Stated task:
Output every line below exactly.

(Records from a data source)
══════════
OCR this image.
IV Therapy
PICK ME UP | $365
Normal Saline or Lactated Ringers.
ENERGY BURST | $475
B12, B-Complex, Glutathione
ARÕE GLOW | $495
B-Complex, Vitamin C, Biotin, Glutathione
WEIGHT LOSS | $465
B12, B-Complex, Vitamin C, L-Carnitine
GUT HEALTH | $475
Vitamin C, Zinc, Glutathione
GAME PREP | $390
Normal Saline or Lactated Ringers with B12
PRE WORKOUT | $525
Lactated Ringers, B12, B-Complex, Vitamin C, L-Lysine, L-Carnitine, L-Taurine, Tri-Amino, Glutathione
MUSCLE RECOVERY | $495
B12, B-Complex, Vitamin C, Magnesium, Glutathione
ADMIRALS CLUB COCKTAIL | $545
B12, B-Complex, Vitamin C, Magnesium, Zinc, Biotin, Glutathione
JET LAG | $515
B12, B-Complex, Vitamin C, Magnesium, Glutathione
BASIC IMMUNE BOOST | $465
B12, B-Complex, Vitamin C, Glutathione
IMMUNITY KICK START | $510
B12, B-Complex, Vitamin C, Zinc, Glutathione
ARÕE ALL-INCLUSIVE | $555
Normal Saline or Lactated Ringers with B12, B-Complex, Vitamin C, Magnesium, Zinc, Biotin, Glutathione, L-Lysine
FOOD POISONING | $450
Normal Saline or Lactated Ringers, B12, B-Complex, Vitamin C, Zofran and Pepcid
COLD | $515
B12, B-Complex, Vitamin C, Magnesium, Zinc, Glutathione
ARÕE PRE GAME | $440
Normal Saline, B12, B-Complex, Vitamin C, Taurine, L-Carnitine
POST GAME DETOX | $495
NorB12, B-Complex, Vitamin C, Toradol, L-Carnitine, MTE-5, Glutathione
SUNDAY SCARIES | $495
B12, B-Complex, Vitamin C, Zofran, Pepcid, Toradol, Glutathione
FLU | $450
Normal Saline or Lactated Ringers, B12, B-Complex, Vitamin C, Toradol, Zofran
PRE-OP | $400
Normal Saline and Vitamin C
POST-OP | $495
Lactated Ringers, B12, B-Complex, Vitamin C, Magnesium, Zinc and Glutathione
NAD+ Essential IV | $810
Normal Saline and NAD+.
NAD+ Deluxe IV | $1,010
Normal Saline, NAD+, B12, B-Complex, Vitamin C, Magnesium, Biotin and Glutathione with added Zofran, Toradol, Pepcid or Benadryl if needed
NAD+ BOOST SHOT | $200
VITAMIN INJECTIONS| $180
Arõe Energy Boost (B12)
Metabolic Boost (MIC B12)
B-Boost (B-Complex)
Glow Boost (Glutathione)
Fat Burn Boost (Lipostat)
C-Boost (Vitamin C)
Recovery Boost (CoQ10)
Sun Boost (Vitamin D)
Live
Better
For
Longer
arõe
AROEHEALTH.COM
══════════
The answer:
OCR this image.
IV Therapy
PICK ME UP | $365
Normal Saline or Lactated Ringers.
ENERGY BURST | $475
B12, B-Complex, Glutathione
ARÕE GLOW | $495
B-Complex, Vitamin C, Biotin, Glutathione
WEIGHT LOSS | $465
B12, B-Complex, Vitamin C, L-Carnitine
GUT HEALTH | $475
Vitamin C, Zinc, Glutathione
GAME PREP | $390
Normal Saline or Lactated Ringers with B12
PRE WORKOUT | $525
Lactated Ringers, B12, B-Complex, Vitamin C, L-Lysine, L-Carnitine, L-Taurine, Tri-Amino, Glutathione
MUSCLE RECOVERY | $495
B12, B-Complex, Vitamin C, Magnesium, Glutathione
ADMIRALS CLUB COCKTAIL | $545
B12, B-Complex, Vitamin C, Magnesium, Zinc, Biotin, Glutathione
JET LAG | $515
B12, B-Complex, Vitamin C, Magnesium, Glutathione
BASIC IMMUNE BOOST | $465
B12, B-Complex, Vitamin C, Glutathione
IMMUNITY KICK START | $510
B12, B-Complex, Vitamin C, Zinc, Glutathione
ARÕE ALL-INCLUSIVE | $555
Normal Saline or Lactated Ringers with B12, B-Complex, Vitamin C, Magnesium, Zinc, Biotin, Glutathione, L-Lysine
FOOD POISONING | $450
Normal Saline or Lactated Ringers, B12, B-Complex, Vitamin C, Zofran and Pepcid
COLD | $515
B12, B-Complex, Vitamin C, Magnesium, Zinc, Glutathione
ARÕE PRE GAME | $440
Normal Saline, B12, B-Complex, Vitamin C, Taurine, L-Carnitine
POST GAME DETOX | $495
NorB12, B-Complex, Vitamin C, Toradol, L-Carnitine, MTE-5, Glutathione
SUNDAY SCARIES | $495
B12, B-Complex, Vitamin C, Zofran, Pepcid, Toradol, Glutathione
FLU | $450
Normal Saline or Lactated Ringers, B12, B-Complex, Vitamin C, Toradol, Zofran
PRE-OP | $400
Normal Saline and Vitamin C
POST-OP | $495
Lactated Ringers, B12, B-Complex, Vitamin C, Magnesium, Zinc and Glutathione
NAD+ Essential IV | $810
Normal Saline and NAD+.
NAD+ Deluxe IV | $1,010
Normal Saline, NAD+, B12, B-Complex, Vitamin C, Magnesium, Biotin and Glutathione with added Zofran, Toradol, Pepcid or Benadryl if needed
NAD+ BOOST SHOT | $200
VITAMIN INJECTIONS| $180
Arõe Energy Boost (B12)
Metabolic Boost (MIC B12)
B-Boost (B-Complex)
Glow Boost (Glutathione)
Fat Burn Boost (Lipostat)
C-Boost (Vitamin C)
Recovery Boost (CoQ10)
Sun Boost (Vitamin D)
Live
Better
For
Longer
arõe
AROEHEALTH.COM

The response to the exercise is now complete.